▶ Given exercise:
Give the number of lines containing the word "ГОСТ" and nothing more.

━━━━━━━━━━

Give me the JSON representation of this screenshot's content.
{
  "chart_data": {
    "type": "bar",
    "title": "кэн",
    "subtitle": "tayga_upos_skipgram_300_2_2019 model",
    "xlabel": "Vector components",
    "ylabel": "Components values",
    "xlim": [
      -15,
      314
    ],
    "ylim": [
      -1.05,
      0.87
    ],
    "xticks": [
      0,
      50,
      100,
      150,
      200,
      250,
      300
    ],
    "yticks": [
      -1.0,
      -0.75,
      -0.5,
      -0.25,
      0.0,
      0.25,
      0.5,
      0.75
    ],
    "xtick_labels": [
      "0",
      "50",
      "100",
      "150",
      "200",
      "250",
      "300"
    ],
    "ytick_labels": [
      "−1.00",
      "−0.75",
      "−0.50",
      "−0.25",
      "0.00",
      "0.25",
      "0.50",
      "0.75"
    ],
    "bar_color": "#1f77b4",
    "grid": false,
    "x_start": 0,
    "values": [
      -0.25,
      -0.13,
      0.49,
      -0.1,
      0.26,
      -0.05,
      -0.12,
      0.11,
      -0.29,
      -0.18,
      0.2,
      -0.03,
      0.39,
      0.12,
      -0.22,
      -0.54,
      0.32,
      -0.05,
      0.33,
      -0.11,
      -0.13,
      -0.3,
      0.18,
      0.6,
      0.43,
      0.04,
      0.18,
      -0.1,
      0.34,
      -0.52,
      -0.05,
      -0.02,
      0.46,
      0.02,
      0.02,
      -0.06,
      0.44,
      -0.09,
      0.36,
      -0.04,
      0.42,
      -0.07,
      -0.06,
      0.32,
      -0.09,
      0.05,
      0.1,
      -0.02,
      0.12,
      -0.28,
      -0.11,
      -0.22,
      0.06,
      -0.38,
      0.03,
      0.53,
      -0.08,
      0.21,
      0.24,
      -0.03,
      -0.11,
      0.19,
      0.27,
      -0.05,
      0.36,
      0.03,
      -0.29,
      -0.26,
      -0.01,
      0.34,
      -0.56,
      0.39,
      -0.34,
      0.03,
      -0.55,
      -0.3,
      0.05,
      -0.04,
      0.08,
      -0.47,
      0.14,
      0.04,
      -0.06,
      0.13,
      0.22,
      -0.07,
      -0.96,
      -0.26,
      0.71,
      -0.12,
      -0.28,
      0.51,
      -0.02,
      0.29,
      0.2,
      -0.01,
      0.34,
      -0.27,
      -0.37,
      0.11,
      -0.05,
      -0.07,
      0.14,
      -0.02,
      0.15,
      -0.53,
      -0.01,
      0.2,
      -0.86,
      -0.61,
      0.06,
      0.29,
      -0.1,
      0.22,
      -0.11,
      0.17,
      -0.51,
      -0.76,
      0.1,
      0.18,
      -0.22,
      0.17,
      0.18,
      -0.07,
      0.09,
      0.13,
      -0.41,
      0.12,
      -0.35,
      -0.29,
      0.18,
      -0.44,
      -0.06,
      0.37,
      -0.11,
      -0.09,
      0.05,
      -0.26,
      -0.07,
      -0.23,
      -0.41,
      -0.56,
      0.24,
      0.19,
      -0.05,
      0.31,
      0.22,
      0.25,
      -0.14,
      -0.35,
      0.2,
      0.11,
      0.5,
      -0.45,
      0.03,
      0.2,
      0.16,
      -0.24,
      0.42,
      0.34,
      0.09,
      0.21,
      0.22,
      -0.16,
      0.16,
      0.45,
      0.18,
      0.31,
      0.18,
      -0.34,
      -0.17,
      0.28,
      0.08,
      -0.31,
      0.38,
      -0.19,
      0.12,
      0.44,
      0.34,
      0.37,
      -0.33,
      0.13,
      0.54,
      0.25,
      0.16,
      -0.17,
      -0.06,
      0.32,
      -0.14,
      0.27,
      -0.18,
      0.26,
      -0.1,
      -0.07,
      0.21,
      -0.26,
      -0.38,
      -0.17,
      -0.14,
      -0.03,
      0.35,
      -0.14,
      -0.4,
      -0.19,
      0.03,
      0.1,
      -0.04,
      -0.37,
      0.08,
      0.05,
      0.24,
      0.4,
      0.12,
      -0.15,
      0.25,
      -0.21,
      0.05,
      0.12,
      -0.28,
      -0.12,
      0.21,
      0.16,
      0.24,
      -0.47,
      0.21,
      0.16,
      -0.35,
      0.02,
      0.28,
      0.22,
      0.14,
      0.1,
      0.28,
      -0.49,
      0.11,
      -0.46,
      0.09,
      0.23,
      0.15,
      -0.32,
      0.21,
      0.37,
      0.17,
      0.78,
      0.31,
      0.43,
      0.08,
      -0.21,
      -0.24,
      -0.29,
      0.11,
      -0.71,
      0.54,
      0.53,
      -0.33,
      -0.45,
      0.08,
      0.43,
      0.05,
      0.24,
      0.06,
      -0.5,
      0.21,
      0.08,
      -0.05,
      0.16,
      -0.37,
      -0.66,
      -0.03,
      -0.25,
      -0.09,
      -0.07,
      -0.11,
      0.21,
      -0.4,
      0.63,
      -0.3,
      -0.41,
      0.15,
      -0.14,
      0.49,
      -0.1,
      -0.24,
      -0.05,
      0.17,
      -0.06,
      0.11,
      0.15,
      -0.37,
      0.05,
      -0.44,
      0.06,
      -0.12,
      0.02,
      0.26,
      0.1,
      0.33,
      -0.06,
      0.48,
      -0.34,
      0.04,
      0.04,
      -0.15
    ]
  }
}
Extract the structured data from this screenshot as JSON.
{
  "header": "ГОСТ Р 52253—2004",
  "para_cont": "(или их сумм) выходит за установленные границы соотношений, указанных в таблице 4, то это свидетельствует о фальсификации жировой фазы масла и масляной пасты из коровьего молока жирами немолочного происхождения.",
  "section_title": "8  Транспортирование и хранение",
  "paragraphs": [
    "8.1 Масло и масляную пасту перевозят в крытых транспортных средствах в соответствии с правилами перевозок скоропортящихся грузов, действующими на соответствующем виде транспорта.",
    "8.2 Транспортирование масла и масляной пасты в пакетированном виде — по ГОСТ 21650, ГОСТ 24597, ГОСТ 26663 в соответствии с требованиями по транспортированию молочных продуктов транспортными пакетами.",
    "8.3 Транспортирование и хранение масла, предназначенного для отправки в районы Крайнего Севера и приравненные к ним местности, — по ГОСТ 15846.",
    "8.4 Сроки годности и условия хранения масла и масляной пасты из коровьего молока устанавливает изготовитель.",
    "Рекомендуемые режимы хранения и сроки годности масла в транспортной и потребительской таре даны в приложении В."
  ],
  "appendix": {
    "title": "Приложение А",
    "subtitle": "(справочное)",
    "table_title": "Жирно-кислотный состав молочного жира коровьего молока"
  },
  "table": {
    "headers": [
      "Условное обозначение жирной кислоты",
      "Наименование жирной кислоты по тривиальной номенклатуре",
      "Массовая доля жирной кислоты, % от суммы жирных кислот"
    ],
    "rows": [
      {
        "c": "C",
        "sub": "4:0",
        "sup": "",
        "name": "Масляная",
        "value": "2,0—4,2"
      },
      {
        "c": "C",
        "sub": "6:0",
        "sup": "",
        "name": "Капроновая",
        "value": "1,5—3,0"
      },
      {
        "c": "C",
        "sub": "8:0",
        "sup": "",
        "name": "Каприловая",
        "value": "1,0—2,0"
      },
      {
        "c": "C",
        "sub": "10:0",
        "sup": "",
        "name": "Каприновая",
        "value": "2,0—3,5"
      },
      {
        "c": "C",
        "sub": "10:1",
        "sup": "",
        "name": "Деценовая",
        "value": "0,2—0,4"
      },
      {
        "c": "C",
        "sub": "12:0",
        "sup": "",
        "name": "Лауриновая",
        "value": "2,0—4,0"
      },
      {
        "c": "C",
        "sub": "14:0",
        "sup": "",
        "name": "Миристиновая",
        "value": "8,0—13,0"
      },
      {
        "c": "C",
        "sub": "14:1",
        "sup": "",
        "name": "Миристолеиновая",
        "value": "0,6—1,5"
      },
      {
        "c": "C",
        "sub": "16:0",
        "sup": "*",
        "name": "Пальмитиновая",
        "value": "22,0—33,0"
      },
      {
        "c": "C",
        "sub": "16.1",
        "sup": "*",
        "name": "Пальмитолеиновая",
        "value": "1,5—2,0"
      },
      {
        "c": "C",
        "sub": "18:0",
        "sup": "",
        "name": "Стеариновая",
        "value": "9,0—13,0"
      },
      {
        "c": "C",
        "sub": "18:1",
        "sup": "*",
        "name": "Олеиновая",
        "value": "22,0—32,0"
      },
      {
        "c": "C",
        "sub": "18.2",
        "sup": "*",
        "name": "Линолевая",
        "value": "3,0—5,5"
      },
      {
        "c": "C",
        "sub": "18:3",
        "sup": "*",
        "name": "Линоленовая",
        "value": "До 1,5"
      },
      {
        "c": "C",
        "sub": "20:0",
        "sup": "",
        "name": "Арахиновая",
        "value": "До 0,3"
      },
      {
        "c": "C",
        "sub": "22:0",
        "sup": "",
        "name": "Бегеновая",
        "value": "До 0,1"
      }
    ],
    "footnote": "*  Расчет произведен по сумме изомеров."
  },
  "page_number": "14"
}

━━━━━━━━━━

▶ Correct result:
3